━━━ Excerpted records ━━━

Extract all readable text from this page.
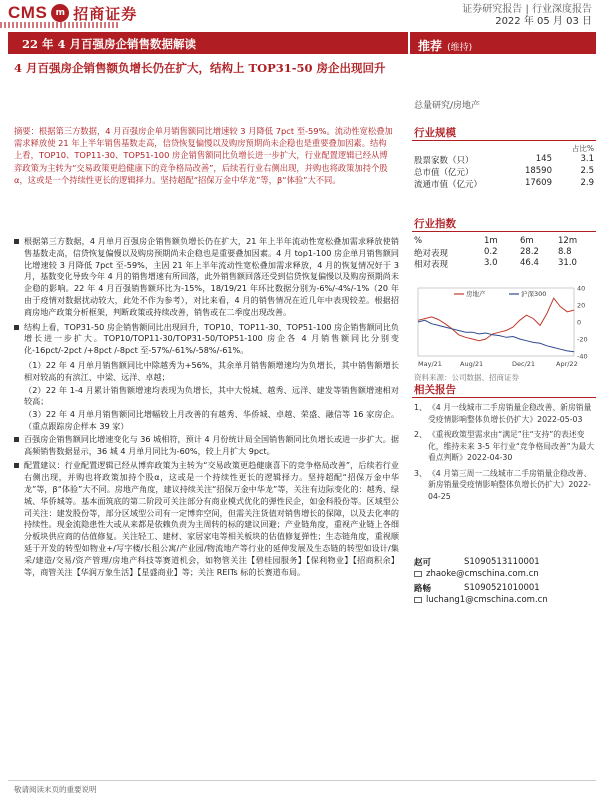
CMS m 招商证券	证券研究报告 | 行业深度报告
2022 年 05 月 03 日
22 年 4 月百强房企销售数据解读	推荐 (维持)
4 月百强房企销售额负增长仍在扩大，结构上 TOP31-50 房企出现回升
总量研究/房地产
摘要：根据第三方数据，4 月百强房企单月销售额同比增速较 3 月降低 7pct 至-59%。流动性宽松叠加需求释放使 21 年上半年销售基数走高，信贷恢复偏慢以及购房预期尚未企稳也是重要叠加因素。结构上看，TOP10、TOP11-30、TOP51-100 房企销售额同比负增长进一步扩大，行业配置逻辑已经从博弈政策为主转为“交易政策更趋健康下的竞争格局改善”，后续若行业右侧出现，并购也将政策加持个股α，这或是一个持续性更长的逻辑择力。坚持超配“招保万金中华龙”等，β“体验”大不同。
根据第三方数据，4 月单月百强房企销售额负增长仍在扩大，21 年上半年流动性宽松叠加需求释放使销售基数走高，信贷恢复偏慢以及购房预期尚未企稳也是重要叠加因素。4 月 top1-100 房企单月销售额同比增速较 3 月降低 7pct 至-59%，主因 21 年上半年流动性宽松叠加需求释放，4 月的恢复情况好于 3 月，基数变化导致今年 4 月的销售增速有所回落，此外销售额回落还受到信贷恢复偏慢以及购房预期尚未企稳的影响。22 年 4 月百强销售额环比为-15%，18/19/21 年环比数据分别为-6%/-4%/-1%（20 年由于疫情对数据扰动较大，此处不作为参考），对比来看，4 月的销售情况在近几年中表现较差。根据招商房地产政策分析框架，判断政策或持续改善，销售或在二季度出现改善。
结构上看，TOP31-50 房企销售额同比出现回升，TOP10、TOP11-30、TOP51-100 房企销售额同比负增长进一步扩大。TOP10/TOP11-30/TOP31-50/TOP51-100 房企各 4 月销售额同比分别变化-16pct/-2pct /+8pct /-8pct 至-57%/-61%/-58%/-61%。
（1）22 年 4 月单月销售额同比中除越秀为+56%，其余单月销售额增速均为负增长，其中销售额增长相对较高的有滨江、中梁、远洋、卓越；
（2）22 年 1-4 月累计销售额增速均表现为负增长，其中大悦城、越秀、远洋、建发等销售额增速相对较高；
（3）22 年 4 月单月销售额同比增幅较上月改善的有越秀、华侨城、卓越、荣盛、融信等 16 家房企。（重点跟踪房企样本 39 家）
百强房企销售额同比增速变化与 36 城相符，预计 4 月份统计局全国销售额同比负增长或进一步扩大。据高频销售数据显示，36 城 4 月单月同比为-60%，较上月扩大 9pct。
配置建议：行业配置逻辑已经从博弈政策为主转为“交易政策更趋健康喜下的竞争格局改善”，后续若行业右侧出现，并购也将政策加持个股α，这或是一个持续性更长的逻辑择力。坚持超配“招保万金中华龙”等，β“体验”大不同。房地产角度，建议持续关注“招保万金中华龙”等，关注有边际变化的：越秀、绿城、华侨城等。基本面筑底的第二阶段可关注部分有商业模式优化的弹性民企，如金科股份等。区域型公司关注：建发股份等，部分区域型公司有一定博弈空间，但需关注货值对销售增长的保障，以及去化率的持续性。现金流隐患性大或从来都是依赖负责为主周转的标的建议回避；产业链角度，重视产业链上各细分板块供应商的估值修复。关注轻工、建材、家居家电等相关板块的估值修复弹性；生态链角度，重视顺延于开发的转型如物业+/写字楼/长租公寓/产业园/物流地产等行业的延伸发展及生态链的转型如设计/集采/建造/交易/资产管理/房地产科技等赛道机会，如物管关注【碧桂园服务】【保利物业】【招商积余】等，商管关注【华润万象生活】【星盛商业】等；关注 REITs 标的长赛道布局。
行业规模
占比%
股票家数（只）	145	3.1
总市值（亿元）	18590	2.5
流通市值（亿元）	17609	2.9
行业指数
%	1m	6m	12m
绝对表现	0.2	28.2	8.8
相对表现	3.0	46.4	31.0
40
20
0
-20
-40
May/21	Aug/21	Dec/21	Apr/22
房地产	沪深300
资料来源：公司数据、招商证券
相关报告
1、 《4 月一线城市二手房销量企稳改善、新房销量受疫情影响整体负增长仍扩大》2022-05-03
2、 《重视政策型需求由“满足”往“支持”的表述变化，维持未来 3-5 年行业“竞争格局改善”为最大看点判断》2022-04-30
3、 《4 月第三周一二线城市二手房销量企稳改善、新房销量受疫情影响整体负增长仍扩大》2022-04-25
赵可	S1090513110001
zhaoke@cmschina.com.cn
路畅	S1090521010001
luchang1@cmschina.com.cn
敬请阅读末页的重要说明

━━━

#### Problem to solve:
Looking at the records above, tally the lines holding "cmschina" and reply with that number only.

#### Problem solution:
2